▶ _DO THIS_
All of the data below should be written out exactly.
┌──
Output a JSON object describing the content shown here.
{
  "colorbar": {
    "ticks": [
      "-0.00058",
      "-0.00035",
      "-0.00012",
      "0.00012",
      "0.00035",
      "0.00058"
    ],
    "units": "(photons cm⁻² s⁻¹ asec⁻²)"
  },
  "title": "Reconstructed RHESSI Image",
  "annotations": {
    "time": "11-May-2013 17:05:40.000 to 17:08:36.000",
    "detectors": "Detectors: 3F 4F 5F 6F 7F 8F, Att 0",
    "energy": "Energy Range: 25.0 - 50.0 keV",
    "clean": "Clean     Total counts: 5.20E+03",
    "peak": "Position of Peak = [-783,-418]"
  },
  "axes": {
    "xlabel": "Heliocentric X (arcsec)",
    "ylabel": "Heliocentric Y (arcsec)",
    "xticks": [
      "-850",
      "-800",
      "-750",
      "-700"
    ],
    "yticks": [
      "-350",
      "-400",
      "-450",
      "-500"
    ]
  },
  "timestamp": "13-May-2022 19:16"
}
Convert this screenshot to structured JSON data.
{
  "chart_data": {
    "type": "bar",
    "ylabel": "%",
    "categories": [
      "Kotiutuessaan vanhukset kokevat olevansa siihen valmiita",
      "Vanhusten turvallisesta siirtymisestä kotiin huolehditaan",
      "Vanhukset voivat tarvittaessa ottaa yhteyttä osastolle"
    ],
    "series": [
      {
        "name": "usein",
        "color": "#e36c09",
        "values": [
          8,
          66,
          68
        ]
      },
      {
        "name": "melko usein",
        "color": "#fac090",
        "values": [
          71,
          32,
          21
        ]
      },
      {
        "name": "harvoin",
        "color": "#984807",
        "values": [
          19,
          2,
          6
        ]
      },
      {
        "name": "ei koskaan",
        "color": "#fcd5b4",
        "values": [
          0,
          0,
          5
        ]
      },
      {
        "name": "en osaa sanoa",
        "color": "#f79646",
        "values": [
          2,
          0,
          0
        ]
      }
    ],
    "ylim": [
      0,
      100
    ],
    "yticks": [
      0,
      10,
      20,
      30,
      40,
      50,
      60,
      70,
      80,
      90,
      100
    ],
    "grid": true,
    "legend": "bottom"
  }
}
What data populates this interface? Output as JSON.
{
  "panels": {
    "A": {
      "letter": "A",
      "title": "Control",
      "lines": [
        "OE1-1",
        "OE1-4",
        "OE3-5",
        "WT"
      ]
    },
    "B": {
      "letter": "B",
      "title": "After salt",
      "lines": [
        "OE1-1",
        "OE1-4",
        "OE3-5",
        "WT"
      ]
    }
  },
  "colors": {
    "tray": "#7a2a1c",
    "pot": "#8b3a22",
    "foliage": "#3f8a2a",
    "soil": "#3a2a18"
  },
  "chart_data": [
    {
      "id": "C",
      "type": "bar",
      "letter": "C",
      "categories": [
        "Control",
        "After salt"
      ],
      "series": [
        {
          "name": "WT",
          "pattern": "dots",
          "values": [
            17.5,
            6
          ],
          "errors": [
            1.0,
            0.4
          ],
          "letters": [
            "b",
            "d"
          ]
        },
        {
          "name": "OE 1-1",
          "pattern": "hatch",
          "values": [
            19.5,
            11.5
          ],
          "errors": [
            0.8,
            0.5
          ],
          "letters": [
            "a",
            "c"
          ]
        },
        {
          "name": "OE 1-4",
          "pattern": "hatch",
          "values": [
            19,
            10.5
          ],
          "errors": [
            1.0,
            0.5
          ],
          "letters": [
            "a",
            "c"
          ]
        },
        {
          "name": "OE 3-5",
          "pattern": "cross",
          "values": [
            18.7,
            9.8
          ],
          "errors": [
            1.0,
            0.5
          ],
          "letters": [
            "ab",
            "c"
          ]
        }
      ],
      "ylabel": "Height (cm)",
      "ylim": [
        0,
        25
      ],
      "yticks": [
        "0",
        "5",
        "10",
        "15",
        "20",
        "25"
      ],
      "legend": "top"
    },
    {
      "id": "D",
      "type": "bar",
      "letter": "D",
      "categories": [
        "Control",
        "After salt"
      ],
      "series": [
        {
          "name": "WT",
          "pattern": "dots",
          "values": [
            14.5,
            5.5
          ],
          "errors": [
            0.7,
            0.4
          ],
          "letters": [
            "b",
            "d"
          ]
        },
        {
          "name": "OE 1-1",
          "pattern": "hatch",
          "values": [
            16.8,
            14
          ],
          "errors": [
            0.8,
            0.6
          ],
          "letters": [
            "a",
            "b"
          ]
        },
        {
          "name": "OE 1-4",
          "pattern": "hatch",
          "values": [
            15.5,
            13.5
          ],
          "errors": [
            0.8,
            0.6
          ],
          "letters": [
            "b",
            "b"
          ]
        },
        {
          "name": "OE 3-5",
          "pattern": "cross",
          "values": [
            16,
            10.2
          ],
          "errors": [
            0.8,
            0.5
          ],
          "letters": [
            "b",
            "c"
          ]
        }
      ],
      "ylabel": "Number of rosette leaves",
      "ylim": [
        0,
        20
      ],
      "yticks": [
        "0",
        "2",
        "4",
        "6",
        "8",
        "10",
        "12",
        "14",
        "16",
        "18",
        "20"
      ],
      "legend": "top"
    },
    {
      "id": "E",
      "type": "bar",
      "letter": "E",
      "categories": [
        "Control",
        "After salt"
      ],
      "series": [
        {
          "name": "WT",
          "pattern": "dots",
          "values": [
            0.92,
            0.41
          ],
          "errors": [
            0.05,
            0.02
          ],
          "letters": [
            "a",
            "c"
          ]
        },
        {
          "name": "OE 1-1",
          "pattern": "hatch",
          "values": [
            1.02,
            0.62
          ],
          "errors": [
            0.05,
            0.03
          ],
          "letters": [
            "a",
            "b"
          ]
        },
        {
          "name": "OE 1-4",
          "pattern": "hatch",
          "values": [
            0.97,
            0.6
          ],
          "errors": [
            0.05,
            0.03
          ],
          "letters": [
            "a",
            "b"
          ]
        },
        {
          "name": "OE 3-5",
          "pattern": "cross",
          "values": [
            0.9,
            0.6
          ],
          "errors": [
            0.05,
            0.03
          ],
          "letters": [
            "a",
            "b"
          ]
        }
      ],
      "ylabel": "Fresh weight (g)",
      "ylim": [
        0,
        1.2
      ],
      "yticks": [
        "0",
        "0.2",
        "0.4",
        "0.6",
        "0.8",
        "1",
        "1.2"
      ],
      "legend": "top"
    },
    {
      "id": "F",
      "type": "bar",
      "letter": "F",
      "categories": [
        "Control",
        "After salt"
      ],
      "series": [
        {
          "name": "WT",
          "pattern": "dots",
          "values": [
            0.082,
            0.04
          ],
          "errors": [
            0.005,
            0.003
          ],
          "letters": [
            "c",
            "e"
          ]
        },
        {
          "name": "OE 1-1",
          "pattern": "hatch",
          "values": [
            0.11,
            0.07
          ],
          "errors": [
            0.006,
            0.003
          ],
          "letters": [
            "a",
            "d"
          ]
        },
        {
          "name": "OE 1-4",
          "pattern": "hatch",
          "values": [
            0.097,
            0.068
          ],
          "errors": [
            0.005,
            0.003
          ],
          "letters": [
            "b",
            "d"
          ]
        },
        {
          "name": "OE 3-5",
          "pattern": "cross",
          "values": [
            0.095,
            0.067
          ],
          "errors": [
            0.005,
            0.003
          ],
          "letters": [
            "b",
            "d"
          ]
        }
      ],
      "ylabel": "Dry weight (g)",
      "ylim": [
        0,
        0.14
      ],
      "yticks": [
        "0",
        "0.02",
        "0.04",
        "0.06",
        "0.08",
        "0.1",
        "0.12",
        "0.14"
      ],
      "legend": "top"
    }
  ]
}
└──
▶ _OUTPUT FOR THIS TASK_
Output a JSON object describing the content shown here.
{
  "colorbar": {
    "ticks": [
      "-0.00058",
      "-0.00035",
      "-0.00012",
      "0.00012",
      "0.00035",
      "0.00058"
    ],
    "units": "(photons cm⁻² s⁻¹ asec⁻²)"
  },
  "title": "Reconstructed RHESSI Image",
  "annotations": {
    "time": "11-May-2013 17:05:40.000 to 17:08:36.000",
    "detectors": "Detectors: 3F 4F 5F 6F 7F 8F, Att 0",
    "energy": "Energy Range: 25.0 - 50.0 keV",
    "clean": "Clean     Total counts: 5.20E+03",
    "peak": "Position of Peak = [-783,-418]"
  },
  "axes": {
    "xlabel": "Heliocentric X (arcsec)",
    "ylabel": "Heliocentric Y (arcsec)",
    "xticks": [
      "-850",
      "-800",
      "-750",
      "-700"
    ],
    "yticks": [
      "-350",
      "-400",
      "-450",
      "-500"
    ]
  },
  "timestamp": "13-May-2022 19:16"
}
Convert this screenshot to structured JSON data.
{
  "chart_data": {
    "type": "bar",
    "ylabel": "%",
    "categories": [
      "Kotiutuessaan vanhukset kokevat olevansa siihen valmiita",
      "Vanhusten turvallisesta siirtymisestä kotiin huolehditaan",
      "Vanhukset voivat tarvittaessa ottaa yhteyttä osastolle"
    ],
    "series": [
      {
        "name": "usein",
        "color": "#e36c09",
        "values": [
          8,
          66,
          68
        ]
      },
      {
        "name": "melko usein",
        "color": "#fac090",
        "values": [
          71,
          32,
          21
        ]
      },
      {
        "name": "harvoin",
        "color": "#984807",
        "values": [
          19,
          2,
          6
        ]
      },
      {
        "name": "ei koskaan",
        "color": "#fcd5b4",
        "values": [
          0,
          0,
          5
        ]
      },
      {
        "name": "en osaa sanoa",
        "color": "#f79646",
        "values": [
          2,
          0,
          0
        ]
      }
    ],
    "ylim": [
      0,
      100
    ],
    "yticks": [
      0,
      10,
      20,
      30,
      40,
      50,
      60,
      70,
      80,
      90,
      100
    ],
    "grid": true,
    "legend": "bottom"
  }
}
What data populates this interface? Output as JSON.
{
  "panels": {
    "A": {
      "letter": "A",
      "title": "Control",
      "lines": [
        "OE1-1",
        "OE1-4",
        "OE3-5",
        "WT"
      ]
    },
    "B": {
      "letter": "B",
      "title": "After salt",
      "lines": [
        "OE1-1",
        "OE1-4",
        "OE3-5",
        "WT"
      ]
    }
  },
  "colors": {
    "tray": "#7a2a1c",
    "pot": "#8b3a22",
    "foliage": "#3f8a2a",
    "soil": "#3a2a18"
  },
  "chart_data": [
    {
      "id": "C",
      "type": "bar",
      "letter": "C",
      "categories": [
        "Control",
        "After salt"
      ],
      "series": [
        {
          "name": "WT",
          "pattern": "dots",
          "values": [
            17.5,
            6
          ],
          "errors": [
            1.0,
            0.4
          ],
          "letters": [
            "b",
            "d"
          ]
        },
        {
          "name": "OE 1-1",
          "pattern": "hatch",
          "values": [
            19.5,
            11.5
          ],
          "errors": [
            0.8,
            0.5
          ],
          "letters": [
            "a",
            "c"
          ]
        },
        {
          "name": "OE 1-4",
          "pattern": "hatch",
          "values": [
            19,
            10.5
          ],
          "errors": [
            1.0,
            0.5
          ],
          "letters": [
            "a",
            "c"
          ]
        },
        {
          "name": "OE 3-5",
          "pattern": "cross",
          "values": [
            18.7,
            9.8
          ],
          "errors": [
            1.0,
            0.5
          ],
          "letters": [
            "ab",
            "c"
          ]
        }
      ],
      "ylabel": "Height (cm)",
      "ylim": [
        0,
        25
      ],
      "yticks": [
        "0",
        "5",
        "10",
        "15",
        "20",
        "25"
      ],
      "legend": "top"
    },
    {
      "id": "D",
      "type": "bar",
      "letter": "D",
      "categories": [
        "Control",
        "After salt"
      ],
      "series": [
        {
          "name": "WT",
          "pattern": "dots",
          "values": [
            14.5,
            5.5
          ],
          "errors": [
            0.7,
            0.4
          ],
          "letters": [
            "b",
            "d"
          ]
        },
        {
          "name": "OE 1-1",
          "pattern": "hatch",
          "values": [
            16.8,
            14
          ],
          "errors": [
            0.8,
            0.6
          ],
          "letters": [
            "a",
            "b"
          ]
        },
        {
          "name": "OE 1-4",
          "pattern": "hatch",
          "values": [
            15.5,
            13.5
          ],
          "errors": [
            0.8,
            0.6
          ],
          "letters": [
            "b",
            "b"
          ]
        },
        {
          "name": "OE 3-5",
          "pattern": "cross",
          "values": [
            16,
            10.2
          ],
          "errors": [
            0.8,
            0.5
          ],
          "letters": [
            "b",
            "c"
          ]
        }
      ],
      "ylabel": "Number of rosette leaves",
      "ylim": [
        0,
        20
      ],
      "yticks": [
        "0",
        "2",
        "4",
        "6",
        "8",
        "10",
        "12",
        "14",
        "16",
        "18",
        "20"
      ],
      "legend": "top"
    },
    {
      "id": "E",
      "type": "bar",
      "letter": "E",
      "categories": [
        "Control",
        "After salt"
      ],
      "series": [
        {
          "name": "WT",
          "pattern": "dots",
          "values": [
            0.92,
            0.41
          ],
          "errors": [
            0.05,
            0.02
          ],
          "letters": [
            "a",
            "c"
          ]
        },
        {
          "name": "OE 1-1",
          "pattern": "hatch",
          "values": [
            1.02,
            0.62
          ],
          "errors": [
            0.05,
            0.03
          ],
          "letters": [
            "a",
            "b"
          ]
        },
        {
          "name": "OE 1-4",
          "pattern": "hatch",
          "values": [
            0.97,
            0.6
          ],
          "errors": [
            0.05,
            0.03
          ],
          "letters": [
            "a",
            "b"
          ]
        },
        {
          "name": "OE 3-5",
          "pattern": "cross",
          "values": [
            0.9,
            0.6
          ],
          "errors": [
            0.05,
            0.03
          ],
          "letters": [
            "a",
            "b"
          ]
        }
      ],
      "ylabel": "Fresh weight (g)",
      "ylim": [
        0,
        1.2
      ],
      "yticks": [
        "0",
        "0.2",
        "0.4",
        "0.6",
        "0.8",
        "1",
        "1.2"
      ],
      "legend": "top"
    },
    {
      "id": "F",
      "type": "bar",
      "letter": "F",
      "categories": [
        "Control",
        "After salt"
      ],
      "series": [
        {
          "name": "WT",
          "pattern": "dots",
          "values": [
            0.082,
            0.04
          ],
          "errors": [
            0.005,
            0.003
          ],
          "letters": [
            "c",
            "e"
          ]
        },
        {
          "name": "OE 1-1",
          "pattern": "hatch",
          "values": [
            0.11,
            0.07
          ],
          "errors": [
            0.006,
            0.003
          ],
          "letters": [
            "a",
            "d"
          ]
        },
        {
          "name": "OE 1-4",
          "pattern": "hatch",
          "values": [
            0.097,
            0.068
          ],
          "errors": [
            0.005,
            0.003
          ],
          "letters": [
            "b",
            "d"
          ]
        },
        {
          "name": "OE 3-5",
          "pattern": "cross",
          "values": [
            0.095,
            0.067
          ],
          "errors": [
            0.005,
            0.003
          ],
          "letters": [
            "b",
            "d"
          ]
        }
      ],
      "ylabel": "Dry weight (g)",
      "ylim": [
        0,
        0.14
      ],
      "yticks": [
        "0",
        "0.02",
        "0.04",
        "0.06",
        "0.08",
        "0.1",
        "0.12",
        "0.14"
      ],
      "legend": "top"
    }
  ]
}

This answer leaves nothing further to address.